Instruction =>
Report, word for word, every line of the material that contains "marker".

**********

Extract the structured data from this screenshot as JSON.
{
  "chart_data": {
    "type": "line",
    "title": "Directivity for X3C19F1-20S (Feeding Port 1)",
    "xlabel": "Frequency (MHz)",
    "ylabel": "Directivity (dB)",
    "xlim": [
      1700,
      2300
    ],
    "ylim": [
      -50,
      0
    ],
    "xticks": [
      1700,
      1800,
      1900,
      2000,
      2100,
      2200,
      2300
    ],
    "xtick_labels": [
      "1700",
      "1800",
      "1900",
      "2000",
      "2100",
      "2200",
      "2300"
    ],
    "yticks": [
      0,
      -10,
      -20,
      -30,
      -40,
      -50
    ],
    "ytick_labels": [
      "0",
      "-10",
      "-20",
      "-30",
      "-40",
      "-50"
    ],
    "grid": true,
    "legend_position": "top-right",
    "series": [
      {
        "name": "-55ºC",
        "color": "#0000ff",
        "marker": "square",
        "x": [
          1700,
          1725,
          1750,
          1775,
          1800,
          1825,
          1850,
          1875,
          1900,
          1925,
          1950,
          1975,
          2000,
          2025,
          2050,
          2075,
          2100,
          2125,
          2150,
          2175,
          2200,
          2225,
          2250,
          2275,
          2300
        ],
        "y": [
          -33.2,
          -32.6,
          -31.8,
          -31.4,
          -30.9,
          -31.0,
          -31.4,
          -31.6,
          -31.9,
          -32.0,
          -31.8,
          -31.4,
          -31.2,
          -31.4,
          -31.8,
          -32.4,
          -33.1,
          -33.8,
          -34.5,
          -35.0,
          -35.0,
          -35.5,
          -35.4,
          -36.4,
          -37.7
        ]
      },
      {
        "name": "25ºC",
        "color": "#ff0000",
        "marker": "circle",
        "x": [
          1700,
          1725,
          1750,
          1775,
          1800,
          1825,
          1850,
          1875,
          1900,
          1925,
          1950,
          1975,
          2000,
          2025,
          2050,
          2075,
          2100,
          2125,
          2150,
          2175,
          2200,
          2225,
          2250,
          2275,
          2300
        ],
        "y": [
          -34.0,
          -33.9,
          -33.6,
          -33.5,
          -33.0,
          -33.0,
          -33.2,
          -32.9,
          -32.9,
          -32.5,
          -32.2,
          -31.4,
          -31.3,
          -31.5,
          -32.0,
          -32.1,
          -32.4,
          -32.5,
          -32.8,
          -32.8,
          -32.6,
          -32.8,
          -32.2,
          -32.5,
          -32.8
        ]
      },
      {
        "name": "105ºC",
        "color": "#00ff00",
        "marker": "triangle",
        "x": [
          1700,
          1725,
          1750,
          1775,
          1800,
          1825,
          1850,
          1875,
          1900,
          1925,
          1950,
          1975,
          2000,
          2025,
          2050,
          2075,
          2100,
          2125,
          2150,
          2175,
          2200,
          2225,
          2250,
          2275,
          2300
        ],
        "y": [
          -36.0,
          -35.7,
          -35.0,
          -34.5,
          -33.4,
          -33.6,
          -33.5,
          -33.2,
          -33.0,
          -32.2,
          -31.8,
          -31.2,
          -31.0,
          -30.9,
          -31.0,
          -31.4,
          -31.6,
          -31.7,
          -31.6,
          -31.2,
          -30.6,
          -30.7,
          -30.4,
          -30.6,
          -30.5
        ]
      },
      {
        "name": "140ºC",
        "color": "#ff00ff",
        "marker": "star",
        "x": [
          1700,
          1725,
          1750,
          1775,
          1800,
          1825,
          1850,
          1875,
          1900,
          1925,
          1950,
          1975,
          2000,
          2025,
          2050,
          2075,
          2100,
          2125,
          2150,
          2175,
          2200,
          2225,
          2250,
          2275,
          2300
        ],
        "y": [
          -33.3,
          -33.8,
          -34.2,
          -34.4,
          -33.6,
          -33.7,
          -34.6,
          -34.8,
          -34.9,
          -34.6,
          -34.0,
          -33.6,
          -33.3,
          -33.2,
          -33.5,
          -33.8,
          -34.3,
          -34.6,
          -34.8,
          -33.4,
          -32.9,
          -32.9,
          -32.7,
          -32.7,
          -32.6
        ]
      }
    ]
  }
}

**********

Complete answer =>
        "marker": "square",
        "marker": "circle",
        "marker": "triangle",
        "marker": "star",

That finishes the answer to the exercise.